Task to complete:
Copy each line in which the string "BREEDS" occurs.

Data provided:
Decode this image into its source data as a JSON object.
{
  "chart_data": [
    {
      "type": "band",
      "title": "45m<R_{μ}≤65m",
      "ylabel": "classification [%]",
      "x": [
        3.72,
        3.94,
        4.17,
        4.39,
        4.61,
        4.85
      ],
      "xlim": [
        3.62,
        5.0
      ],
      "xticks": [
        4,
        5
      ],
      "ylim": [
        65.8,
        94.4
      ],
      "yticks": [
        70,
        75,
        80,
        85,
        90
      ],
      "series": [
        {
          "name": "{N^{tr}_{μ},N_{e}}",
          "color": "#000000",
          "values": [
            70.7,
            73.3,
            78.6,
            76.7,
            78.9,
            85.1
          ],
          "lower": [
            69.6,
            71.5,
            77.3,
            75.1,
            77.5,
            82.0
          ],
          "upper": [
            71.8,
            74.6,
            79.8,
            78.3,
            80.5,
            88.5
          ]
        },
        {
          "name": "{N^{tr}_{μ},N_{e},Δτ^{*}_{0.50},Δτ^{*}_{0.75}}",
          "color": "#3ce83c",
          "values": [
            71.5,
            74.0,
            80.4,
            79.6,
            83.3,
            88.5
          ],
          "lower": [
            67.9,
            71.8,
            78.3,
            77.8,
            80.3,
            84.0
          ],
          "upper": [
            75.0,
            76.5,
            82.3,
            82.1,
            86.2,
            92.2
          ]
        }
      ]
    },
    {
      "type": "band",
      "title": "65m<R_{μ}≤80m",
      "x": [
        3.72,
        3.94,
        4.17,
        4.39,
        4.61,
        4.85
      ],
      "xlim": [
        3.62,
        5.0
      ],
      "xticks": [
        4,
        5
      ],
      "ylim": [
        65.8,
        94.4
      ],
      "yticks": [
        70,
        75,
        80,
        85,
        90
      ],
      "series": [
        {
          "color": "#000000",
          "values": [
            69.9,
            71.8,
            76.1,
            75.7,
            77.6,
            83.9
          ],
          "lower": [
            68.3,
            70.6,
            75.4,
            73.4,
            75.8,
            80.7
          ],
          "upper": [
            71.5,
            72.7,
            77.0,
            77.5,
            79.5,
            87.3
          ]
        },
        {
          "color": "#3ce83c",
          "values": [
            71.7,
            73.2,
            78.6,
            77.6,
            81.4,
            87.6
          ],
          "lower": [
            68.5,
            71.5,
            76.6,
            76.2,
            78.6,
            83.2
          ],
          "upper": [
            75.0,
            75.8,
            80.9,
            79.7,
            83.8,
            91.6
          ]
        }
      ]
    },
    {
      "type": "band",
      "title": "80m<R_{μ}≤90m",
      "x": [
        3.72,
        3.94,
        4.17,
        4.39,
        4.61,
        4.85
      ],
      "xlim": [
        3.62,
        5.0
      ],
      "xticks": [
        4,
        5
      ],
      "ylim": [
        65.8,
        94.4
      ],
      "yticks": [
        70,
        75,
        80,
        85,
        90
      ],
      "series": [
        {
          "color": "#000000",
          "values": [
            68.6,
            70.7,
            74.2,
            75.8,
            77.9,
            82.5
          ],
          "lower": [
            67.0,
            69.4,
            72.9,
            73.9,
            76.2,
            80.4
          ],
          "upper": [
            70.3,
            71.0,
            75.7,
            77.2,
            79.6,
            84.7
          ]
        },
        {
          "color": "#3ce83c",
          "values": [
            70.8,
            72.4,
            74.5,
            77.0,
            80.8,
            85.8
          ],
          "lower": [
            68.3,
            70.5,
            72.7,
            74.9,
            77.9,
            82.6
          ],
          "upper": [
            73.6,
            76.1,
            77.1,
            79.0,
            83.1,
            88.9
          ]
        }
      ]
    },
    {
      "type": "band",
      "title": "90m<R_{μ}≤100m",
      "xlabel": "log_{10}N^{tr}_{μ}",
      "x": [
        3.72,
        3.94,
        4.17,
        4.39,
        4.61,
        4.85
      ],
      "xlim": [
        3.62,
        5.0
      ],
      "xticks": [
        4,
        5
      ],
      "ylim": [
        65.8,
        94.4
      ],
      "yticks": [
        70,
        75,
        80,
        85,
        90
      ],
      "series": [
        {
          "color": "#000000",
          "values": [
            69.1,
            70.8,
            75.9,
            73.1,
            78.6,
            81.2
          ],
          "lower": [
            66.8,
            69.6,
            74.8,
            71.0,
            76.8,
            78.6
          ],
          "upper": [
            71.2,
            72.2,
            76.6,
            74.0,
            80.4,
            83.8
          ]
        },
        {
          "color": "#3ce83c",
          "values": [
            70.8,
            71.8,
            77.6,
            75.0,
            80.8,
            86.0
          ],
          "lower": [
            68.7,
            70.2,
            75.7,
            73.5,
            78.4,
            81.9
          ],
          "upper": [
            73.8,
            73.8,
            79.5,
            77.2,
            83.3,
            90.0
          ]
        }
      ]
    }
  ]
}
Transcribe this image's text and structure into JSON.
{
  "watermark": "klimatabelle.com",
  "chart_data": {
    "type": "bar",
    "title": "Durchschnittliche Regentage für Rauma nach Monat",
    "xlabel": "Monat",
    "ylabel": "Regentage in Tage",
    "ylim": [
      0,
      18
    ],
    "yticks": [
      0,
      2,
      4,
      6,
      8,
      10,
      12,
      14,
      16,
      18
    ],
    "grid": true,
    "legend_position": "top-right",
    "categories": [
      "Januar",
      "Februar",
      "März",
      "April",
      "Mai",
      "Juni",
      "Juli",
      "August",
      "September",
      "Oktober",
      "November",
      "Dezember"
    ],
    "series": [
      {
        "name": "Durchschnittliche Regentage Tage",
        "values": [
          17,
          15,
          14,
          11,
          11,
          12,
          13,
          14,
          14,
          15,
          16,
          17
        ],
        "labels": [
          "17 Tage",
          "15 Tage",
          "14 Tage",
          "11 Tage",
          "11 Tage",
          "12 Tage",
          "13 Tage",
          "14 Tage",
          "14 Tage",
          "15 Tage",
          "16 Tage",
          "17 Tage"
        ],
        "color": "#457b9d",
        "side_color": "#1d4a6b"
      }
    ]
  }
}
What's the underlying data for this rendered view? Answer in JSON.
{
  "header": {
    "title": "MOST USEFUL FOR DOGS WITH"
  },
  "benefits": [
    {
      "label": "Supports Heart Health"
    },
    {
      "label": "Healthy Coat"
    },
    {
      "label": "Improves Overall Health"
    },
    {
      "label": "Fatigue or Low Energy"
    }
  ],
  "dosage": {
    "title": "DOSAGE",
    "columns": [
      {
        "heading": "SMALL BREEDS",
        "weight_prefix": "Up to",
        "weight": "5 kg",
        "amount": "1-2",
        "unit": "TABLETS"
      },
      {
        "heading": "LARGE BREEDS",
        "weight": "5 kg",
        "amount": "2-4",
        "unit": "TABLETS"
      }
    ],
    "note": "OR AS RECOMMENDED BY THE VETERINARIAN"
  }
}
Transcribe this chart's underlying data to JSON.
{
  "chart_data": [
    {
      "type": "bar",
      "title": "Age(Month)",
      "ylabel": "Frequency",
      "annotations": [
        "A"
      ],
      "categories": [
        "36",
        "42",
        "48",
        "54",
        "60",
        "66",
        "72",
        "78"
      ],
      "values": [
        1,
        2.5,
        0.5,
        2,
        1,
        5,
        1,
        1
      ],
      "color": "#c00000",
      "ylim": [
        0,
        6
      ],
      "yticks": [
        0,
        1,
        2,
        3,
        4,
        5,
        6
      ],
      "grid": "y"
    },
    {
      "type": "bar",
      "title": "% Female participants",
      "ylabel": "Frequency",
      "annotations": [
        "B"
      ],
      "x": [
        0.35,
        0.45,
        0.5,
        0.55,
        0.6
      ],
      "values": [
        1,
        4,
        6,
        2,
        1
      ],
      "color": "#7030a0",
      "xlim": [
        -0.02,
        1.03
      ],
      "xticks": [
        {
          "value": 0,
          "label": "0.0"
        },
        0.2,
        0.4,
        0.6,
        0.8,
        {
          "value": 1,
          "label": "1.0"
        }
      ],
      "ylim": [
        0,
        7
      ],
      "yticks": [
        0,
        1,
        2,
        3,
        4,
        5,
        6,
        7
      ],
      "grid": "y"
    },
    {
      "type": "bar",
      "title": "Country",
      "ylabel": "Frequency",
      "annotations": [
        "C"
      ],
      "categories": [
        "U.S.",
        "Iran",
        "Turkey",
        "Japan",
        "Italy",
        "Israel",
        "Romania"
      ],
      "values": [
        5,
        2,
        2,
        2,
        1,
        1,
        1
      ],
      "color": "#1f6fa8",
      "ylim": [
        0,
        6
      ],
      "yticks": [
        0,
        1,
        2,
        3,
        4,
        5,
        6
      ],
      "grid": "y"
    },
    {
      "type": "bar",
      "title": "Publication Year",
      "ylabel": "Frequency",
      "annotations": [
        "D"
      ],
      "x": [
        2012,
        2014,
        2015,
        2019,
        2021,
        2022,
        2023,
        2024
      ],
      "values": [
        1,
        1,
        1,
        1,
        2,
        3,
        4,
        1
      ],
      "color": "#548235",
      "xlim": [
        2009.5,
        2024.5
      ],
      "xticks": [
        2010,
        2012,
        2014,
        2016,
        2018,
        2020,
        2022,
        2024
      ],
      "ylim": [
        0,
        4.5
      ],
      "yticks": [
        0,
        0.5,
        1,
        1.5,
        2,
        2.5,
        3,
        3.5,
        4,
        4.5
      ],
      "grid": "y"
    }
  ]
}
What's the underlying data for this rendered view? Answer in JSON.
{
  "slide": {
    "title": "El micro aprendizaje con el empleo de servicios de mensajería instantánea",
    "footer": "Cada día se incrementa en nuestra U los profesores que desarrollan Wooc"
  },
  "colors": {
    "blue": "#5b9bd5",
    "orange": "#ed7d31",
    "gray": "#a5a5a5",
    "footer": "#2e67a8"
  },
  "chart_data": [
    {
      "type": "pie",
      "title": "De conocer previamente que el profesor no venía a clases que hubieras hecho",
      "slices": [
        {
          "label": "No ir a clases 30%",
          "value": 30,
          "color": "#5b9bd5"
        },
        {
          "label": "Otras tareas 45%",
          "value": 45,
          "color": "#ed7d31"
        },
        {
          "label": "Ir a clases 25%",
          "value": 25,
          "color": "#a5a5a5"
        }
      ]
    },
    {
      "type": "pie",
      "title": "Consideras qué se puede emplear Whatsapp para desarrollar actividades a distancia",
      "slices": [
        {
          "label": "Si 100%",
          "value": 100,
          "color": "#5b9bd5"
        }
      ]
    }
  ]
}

Correct result:
        "heading": "SMALL BREEDS",
        "heading": "LARGE BREEDS",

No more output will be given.